======== Given information
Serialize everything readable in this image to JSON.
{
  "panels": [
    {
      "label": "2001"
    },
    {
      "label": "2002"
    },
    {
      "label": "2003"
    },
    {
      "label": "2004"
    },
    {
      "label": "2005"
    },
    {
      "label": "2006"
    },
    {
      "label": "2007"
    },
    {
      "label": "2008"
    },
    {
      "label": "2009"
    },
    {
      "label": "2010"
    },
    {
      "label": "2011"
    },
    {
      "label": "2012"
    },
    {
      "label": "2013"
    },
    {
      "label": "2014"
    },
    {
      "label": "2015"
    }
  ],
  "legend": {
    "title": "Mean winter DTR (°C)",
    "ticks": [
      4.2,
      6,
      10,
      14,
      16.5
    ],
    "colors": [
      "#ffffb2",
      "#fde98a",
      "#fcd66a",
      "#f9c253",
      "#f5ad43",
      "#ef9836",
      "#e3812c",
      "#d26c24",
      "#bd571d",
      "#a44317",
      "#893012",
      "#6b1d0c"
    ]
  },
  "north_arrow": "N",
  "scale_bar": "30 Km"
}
================
Return the listing above word for word.

Serialize everything readable in this image to JSON.
{
  "panels": [
    {
      "label": "2001"
    },
    {
      "label": "2002"
    },
    {
      "label": "2003"
    },
    {
      "label": "2004"
    },
    {
      "label": "2005"
    },
    {
      "label": "2006"
    },
    {
      "label": "2007"
    },
    {
      "label": "2008"
    },
    {
      "label": "2009"
    },
    {
      "label": "2010"
    },
    {
      "label": "2011"
    },
    {
      "label": "2012"
    },
    {
      "label": "2013"
    },
    {
      "label": "2014"
    },
    {
      "label": "2015"
    }
  ],
  "legend": {
    "title": "Mean winter DTR (°C)",
    "ticks": [
      4.2,
      6,
      10,
      14,
      16.5
    ],
    "colors": [
      "#ffffb2",
      "#fde98a",
      "#fcd66a",
      "#f9c253",
      "#f5ad43",
      "#ef9836",
      "#e3812c",
      "#d26c24",
      "#bd571d",
      "#a44317",
      "#893012",
      "#6b1d0c"
    ]
  },
  "north_arrow": "N",
  "scale_bar": "30 Km"
}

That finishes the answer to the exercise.